• _TASK BRIEF_:
Starting with the line that holds "Transcribe the text in this document.", repeat each line through the last one below, exactly. Pictures stay out.

• _DATA PROVIDED_:

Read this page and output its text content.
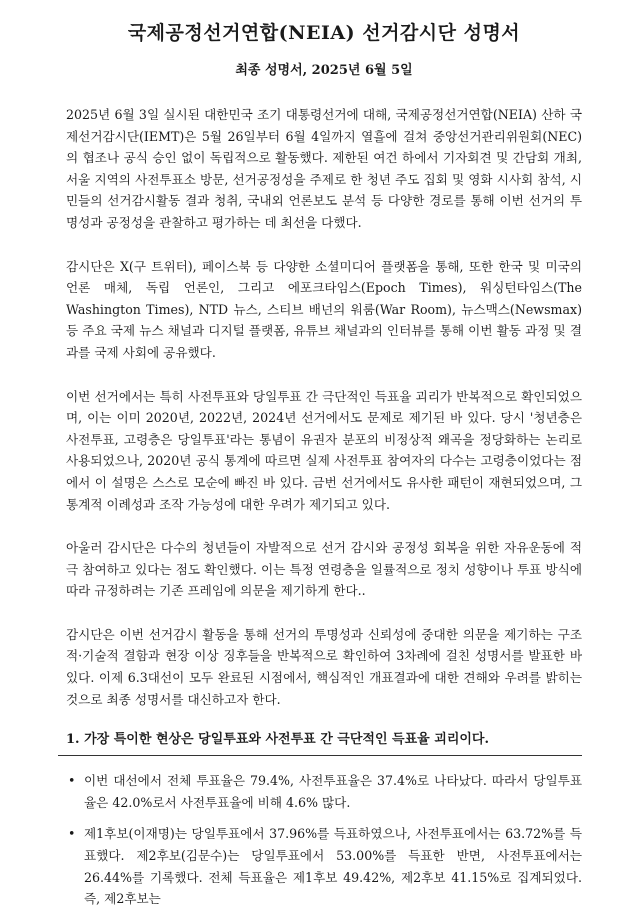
국제공정선거연합(NEIA) 선거감시단 성명서
최종 성명서, 2025년 6월 5일

2025년 6월 3일 실시된 대한민국 조기 대통령선거에 대해, 국제공정선거연합(NEIA) 산하 국제선거감시단(IEMT)은 5월 26일부터 6월 4일까지 열흘에 걸쳐 중앙선거관리위원회(NEC)의 협조나 공식 승인 없이 독립적으로 활동했다. 제한된 여건 하에서 기자회견 및 간담회 개최, 서울 지역의 사전투표소 방문, 선거공정성을 주제로 한 청년 주도 집회 및 영화 시사회 참석, 시민들의 선거감시활동 결과 청취, 국내외 언론보도 분석 등 다양한 경로를 통해 이번 선거의 투명성과 공정성을 관찰하고 평가하는 데 최선을 다했다.

감시단은 X(구 트위터), 페이스북 등 다양한 소셜미디어 플랫폼을 통해, 또한 한국 및 미국의 언론 매체, 독립 언론인, 그리고 에포크타임스(Epoch Times), 워싱턴타임스(The Washington Times), NTD 뉴스, 스티브 배넌의 워룸(War Room), 뉴스맥스(Newsmax) 등 주요 국제 뉴스 채널과 디지털 플랫폼, 유튜브 채널과의 인터뷰를 통해 이번 활동 과정 및 결과를 국제 사회에 공유했다.

이번 선거에서는 특히 사전투표와 당일투표 간 극단적인 득표율 괴리가 반복적으로 확인되었으며, 이는 이미 2020년, 2022년, 2024년 선거에서도 문제로 제기된 바 있다. 당시 '청년층은 사전투표, 고령층은 당일투표'라는 통념이 유권자 분포의 비정상적 왜곡을 정당화하는 논리로 사용되었으나, 2020년 공식 통계에 따르면 실제 사전투표 참여자의 다수는 고령층이었다는 점에서 이 설명은 스스로 모순에 빠진 바 있다. 금번 선거에서도 유사한 패턴이 재현되었으며, 그 통계적 이례성과 조작 가능성에 대한 우려가 제기되고 있다.

아울러 감시단은 다수의 청년들이 자발적으로 선거 감시와 공정성 회복을 위한 자유운동에 적극 참여하고 있다는 점도 확인했다. 이는 특정 연령층을 일률적으로 정치 성향이나 투표 방식에 따라 규정하려는 기존 프레임에 의문을 제기하게 한다..

감시단은 이번 선거감시 활동을 통해 선거의 투명성과 신뢰성에 중대한 의문을 제기하는 구조적·기술적 결함과 현장 이상 징후들을 반복적으로 확인하여 3차례에 걸친 성명서를 발표한 바 있다. 이제 6.3대선이 모두 완료된 시점에서, 핵심적인 개표결과에 대한 견해와 우려를 밝히는 것으로 최종 성명서를 대신하고자 한다.

1. 가장 특이한 현상은 당일투표와 사전투표 간 극단적인 득표율 괴리이다.
• 이번 대선에서 전체 투표율은 79.4%, 사전투표율은 37.4%로 나타났다. 따라서 당일투표율은 42.0%로서 사전투표율에 비해 4.6% 많다.
• 제1후보(이재명)는 당일투표에서 37.96%를 득표하였으나, 사전투표에서는 63.72%를 득표했다. 제2후보(김문수)는 당일투표에서 53.00%를 득표한 반면, 사전투표에서는 26.44%를 기록했다. 전체 득표율은 제1후보 49.42%, 제2후보 41.15%로 집계되었다. 즉, 제2후보는
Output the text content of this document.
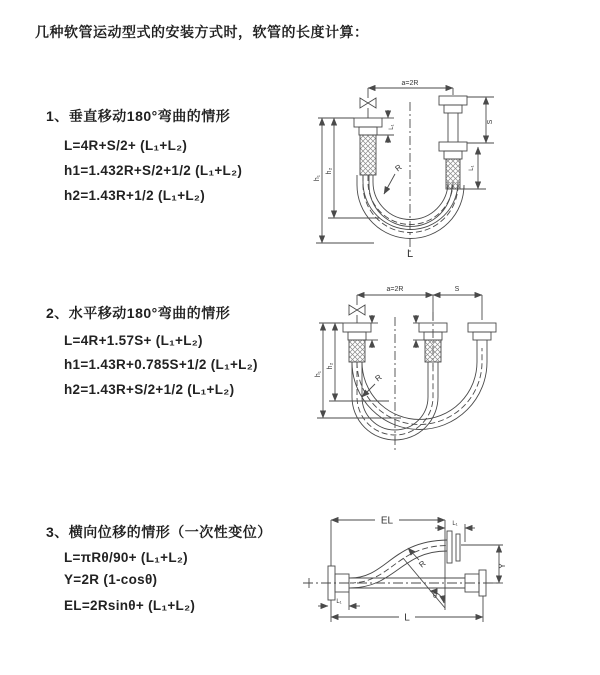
几种软管运动型式的安装方式时，软管的长度计算：
1、垂直移动180°弯曲的情形
L=4R+S/2+ (L₁+L₂)
h1=1.432R+S/2+1/2 (L₁+L₂)
h2=1.43R+1/2 (L₁+L₂)
2、水平移动180°弯曲的情形
L=4R+1.57S+ (L₁+L₂)
h1=1.43R+0.785S+1/2 (L₁+L₂)
h2=1.43R+S/2+1/2 (L₁+L₂)
3、横向位移的情形（一次性变位）
L=πRθ/90+ (L₁+L₂)
Y=2R (1-cosθ)
EL=2Rsinθ+ (L₁+L₂)
a=2R
S
L₁
L₁
h₁
h₂	R
L
a=2R	S
h₁
h₂
R
EL	L₁
Y
R
θ
L
L₁
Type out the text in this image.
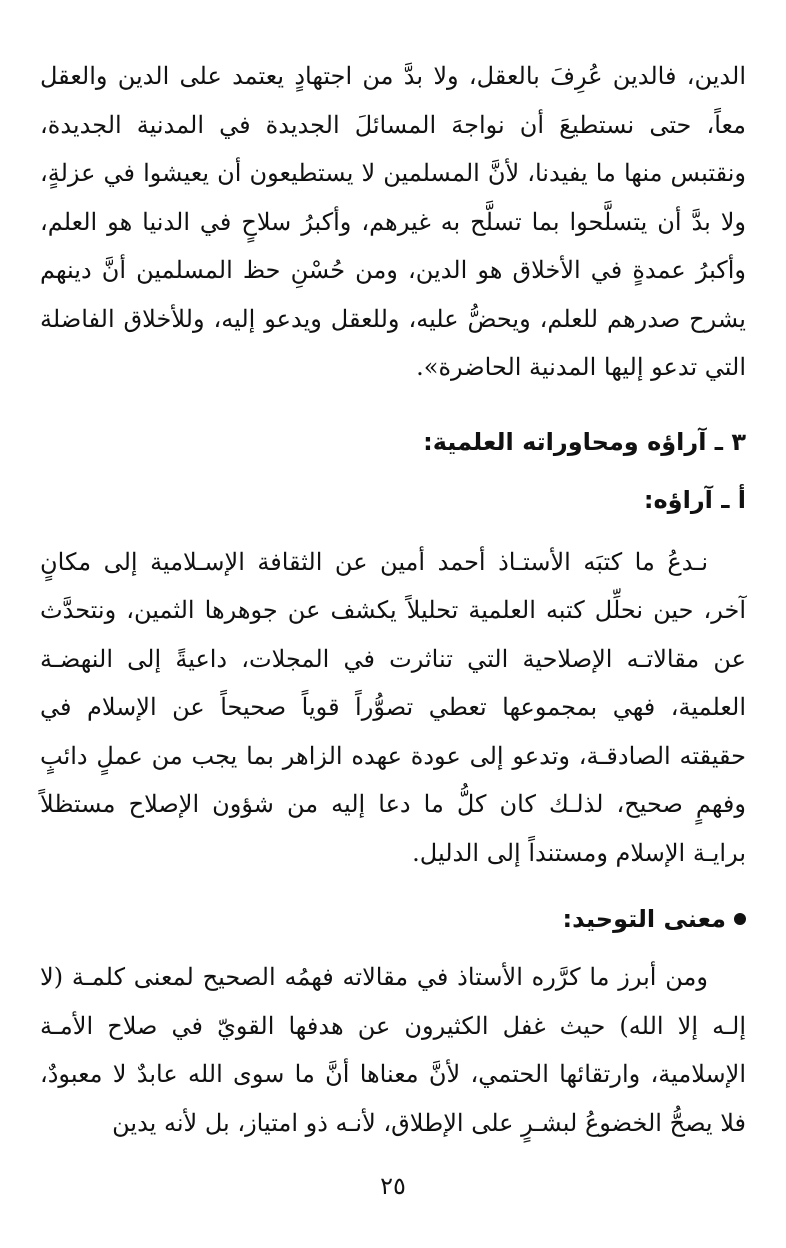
الدين، فالدين عُرِفَ بالعقل، ولا بدَّ من اجتهادٍ يعتمد على الدين والعقل معاً، حتى نستطيعَ أن نواجهَ المسائلَ الجديدة في المدنية الجديدة، ونقتبس منها ما يفيدنا، لأنَّ المسلمين لا يستطيعون أن يعيشوا في عزلةٍ، ولا بدَّ أن يتسلَّحوا بما تسلَّح به غيرهم، وأكبرُ سلاحٍ في الدنيا هو العلم، وأكبرُ عمدةٍ في الأخلاق هو الدين، ومن حُسْنِ حظ المسلمين أنَّ دينهم يشرح صدرهم للعلم، ويحضُّ عليه، وللعقل ويدعو إليه، وللأخلاق الفاضلة التي تدعو إليها المدنية الحاضرة».

٣ ـ آراؤه ومحاوراته العلمية:
أ ـ آراؤه:

نـدعُ ما كتبَه الأستـاذ أحمد أمين عن الثقافة الإسـلامية إلى مكانٍ آخر، حين نحلِّل كتبه العلمية تحليلاً يكشف عن جوهرها الثمين، ونتحدَّث عن مقالاتـه الإصلاحية التي تناثرت في المجلات، داعيةً إلى النهضـة العلمية، فهي بمجموعها تعطي تصوُّراً قوياً صحيحاً عن الإسلام في حقيقته الصادقـة، وتدعو إلى عودة عهده الزاهر بما يجب من عملٍ دائبٍ وفهمٍ صحيح، لذلـك كان كلُّ ما دعا إليه من شؤون الإصلاح مستظلاً برايـة الإسلام ومستنداً إلى الدليل.

معنى التوحيد:

ومن أبرز ما كرَّره الأستاذ في مقالاته فهمُه الصحيح لمعنى كلمـة (لا إلـه إلا الله) حيث غفل الكثيرون عن هدفها القويّ في صلاح الأمـة الإسلامية، وارتقائها الحتمي، لأنَّ معناها أنَّ ما سوى الله عابدٌ لا معبودٌ، فلا يصحُّ الخضوعُ لبشـرٍ على الإطلاق، لأنـه ذو امتياز، بل لأنه يدين

٢٥
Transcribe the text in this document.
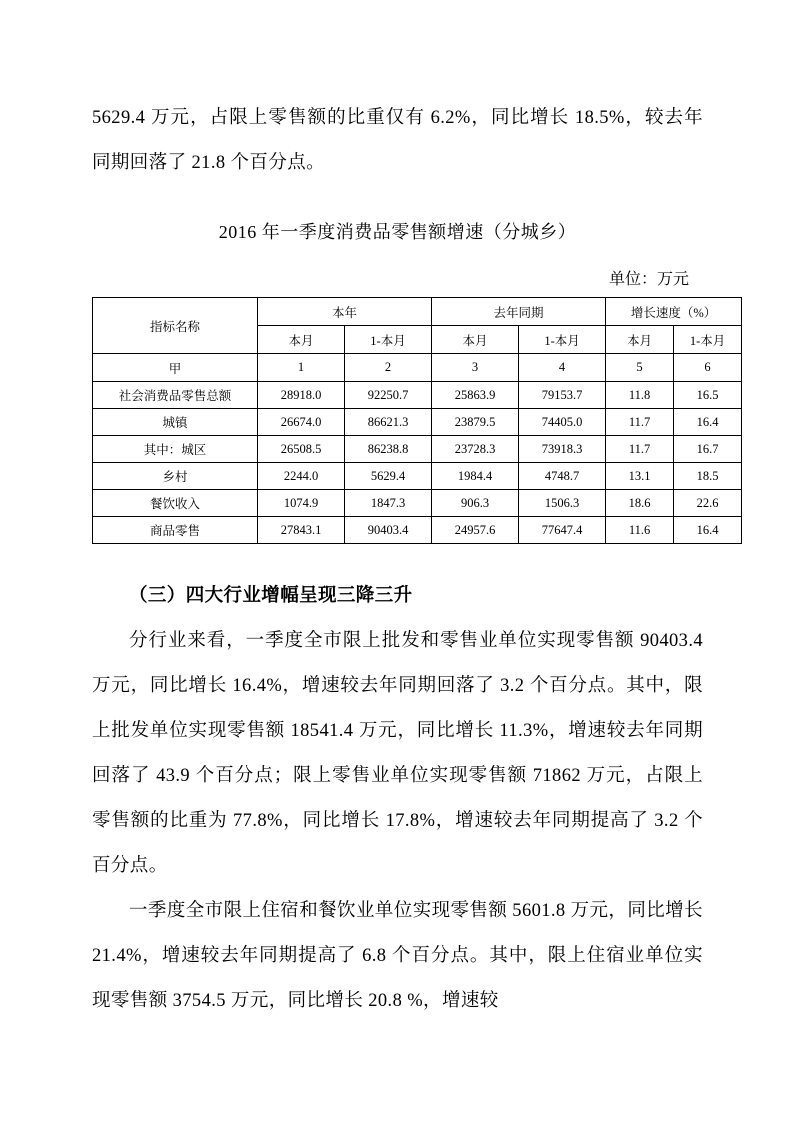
5629.4 万元，占限上零售额的比重仅有 6.2%，同比增长 18.5%，较去年同期回落了 21.8 个百分点。

2016 年一季度消费品零售额增速（分城乡）
单位：万元
指标名称	本年		去年同期		增长速度（%）	
	本月	1-本月	本月	1-本月	本月	1-本月
甲	1	2	3	4	5	6
社会消费品零售总额	28918.0	92250.7	25863.9	79153.7	11.8	16.5
城镇	26674.0	86621.3	23879.5	74405.0	11.7	16.4
其中：城区	26508.5	86238.8	23728.3	73918.3	11.7	16.7
乡村	2244.0	5629.4	1984.4	4748.7	13.1	18.5
餐饮收入	1074.9	1847.3	906.3	1506.3	18.6	22.6
商品零售	27843.1	90403.4	24957.6	77647.4	11.6	16.4
（三）四大行业增幅呈现三降三升

分行业来看，一季度全市限上批发和零售业单位实现零售额 90403.4 万元，同比增长 16.4%，增速较去年同期回落了 3.2 个百分点。其中，限上批发单位实现零售额 18541.4 万元，同比增长 11.3%，增速较去年同期回落了 43.9 个百分点；限上零售业单位实现零售额 71862 万元，占限上零售额的比重为 77.8%，同比增长 17.8%，增速较去年同期提高了 3.2 个百分点。

一季度全市限上住宿和餐饮业单位实现零售额 5601.8 万元，同比增长 21.4%，增速较去年同期提高了 6.8 个百分点。其中，限上住宿业单位实现零售额 3754.5 万元，同比增长 20.8 %，增速较
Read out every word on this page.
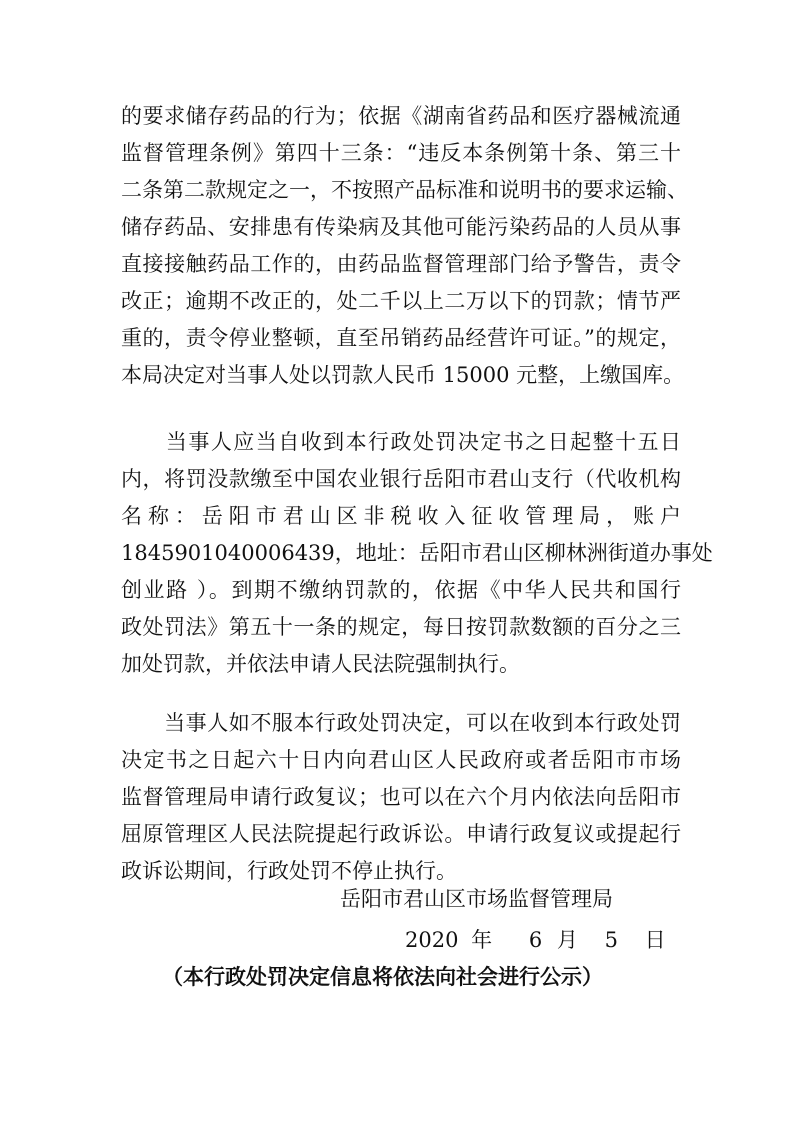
的要求储存药品的行为；依据《湖南省药品和医疗器械流通
监督管理条例》第四十三条：“违反本条例第十条、第三十
二条第二款规定之一，不按照产品标准和说明书的要求运输、
储存药品、安排患有传染病及其他可能污染药品的人员从事
直接接触药品工作的，由药品监督管理部门给予警告，责令
改正；逾期不改正的，处二千以上二万以下的罚款；情节严
重的，责令停业整顿，直至吊销药品经营许可证。”的规定，
本局决定对当事人处以罚款人民币 15000 元整，上缴国库。
　　当事人应当自收到本行政处罚决定书之日起整十五日
内，将罚没款缴至中国农业银行岳阳市君山支行（代收机构
名称：岳阳市君山区非税收入征收管理局，账户
1845901040006439，地址：岳阳市君山区柳林洲街道办事处
创业路 ）。到期不缴纳罚款的，依据《中华人民共和国行
政处罚法》第五十一条的规定，每日按罚款数额的百分之三
加处罚款，并依法申请人民法院强制执行。
　　当事人如不服本行政处罚决定，可以在收到本行政处罚
决定书之日起六十日内向君山区人民政府或者岳阳市市场
监督管理局申请行政复议；也可以在六个月内依法向岳阳市
屈原管理区人民法院提起行政诉讼。申请行政复议或提起行
政诉讼期间，行政处罚不停止执行。
岳阳市君山区市场监督管理局
2020 年 6 月 5 日
（本行政处罚决定信息将依法向社会进行公示）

• _RESPONSE_:
Transcribe the text in this document.
5629.4 万元，占限上零售额的比重仅有 6.2%，同比增长 18.5%，较去年同期回落了 21.8 个百分点。

2016 年一季度消费品零售额增速（分城乡）
单位：万元
指标名称	本年		去年同期		增长速度（%）	
	本月	1-本月	本月	1-本月	本月	1-本月
甲	1	2	3	4	5	6
社会消费品零售总额	28918.0	92250.7	25863.9	79153.7	11.8	16.5
城镇	26674.0	86621.3	23879.5	74405.0	11.7	16.4
其中：城区	26508.5	86238.8	23728.3	73918.3	11.7	16.7
乡村	2244.0	5629.4	1984.4	4748.7	13.1	18.5
餐饮收入	1074.9	1847.3	906.3	1506.3	18.6	22.6
商品零售	27843.1	90403.4	24957.6	77647.4	11.6	16.4
（三）四大行业增幅呈现三降三升

分行业来看，一季度全市限上批发和零售业单位实现零售额 90403.4 万元，同比增长 16.4%，增速较去年同期回落了 3.2 个百分点。其中，限上批发单位实现零售额 18541.4 万元，同比增长 11.3%，增速较去年同期回落了 43.9 个百分点；限上零售业单位实现零售额 71862 万元，占限上零售额的比重为 77.8%，同比增长 17.8%，增速较去年同期提高了 3.2 个百分点。

一季度全市限上住宿和餐饮业单位实现零售额 5601.8 万元，同比增长 21.4%，增速较去年同期提高了 6.8 个百分点。其中，限上住宿业单位实现零售额 3754.5 万元，同比增长 20.8 %，增速较
Read out every word on this page.
的要求储存药品的行为；依据《湖南省药品和医疗器械流通
监督管理条例》第四十三条：“违反本条例第十条、第三十
二条第二款规定之一，不按照产品标准和说明书的要求运输、
储存药品、安排患有传染病及其他可能污染药品的人员从事
直接接触药品工作的，由药品监督管理部门给予警告，责令
改正；逾期不改正的，处二千以上二万以下的罚款；情节严
重的，责令停业整顿，直至吊销药品经营许可证。”的规定，
本局决定对当事人处以罚款人民币 15000 元整，上缴国库。
　　当事人应当自收到本行政处罚决定书之日起整十五日
内，将罚没款缴至中国农业银行岳阳市君山支行（代收机构
名称：岳阳市君山区非税收入征收管理局，账户
1845901040006439，地址：岳阳市君山区柳林洲街道办事处
创业路 ）。到期不缴纳罚款的，依据《中华人民共和国行
政处罚法》第五十一条的规定，每日按罚款数额的百分之三
加处罚款，并依法申请人民法院强制执行。
　　当事人如不服本行政处罚决定，可以在收到本行政处罚
决定书之日起六十日内向君山区人民政府或者岳阳市市场
监督管理局申请行政复议；也可以在六个月内依法向岳阳市
屈原管理区人民法院提起行政诉讼。申请行政复议或提起行
政诉讼期间，行政处罚不停止执行。
岳阳市君山区市场监督管理局
2020 年 6 月 5 日
（本行政处罚决定信息将依法向社会进行公示）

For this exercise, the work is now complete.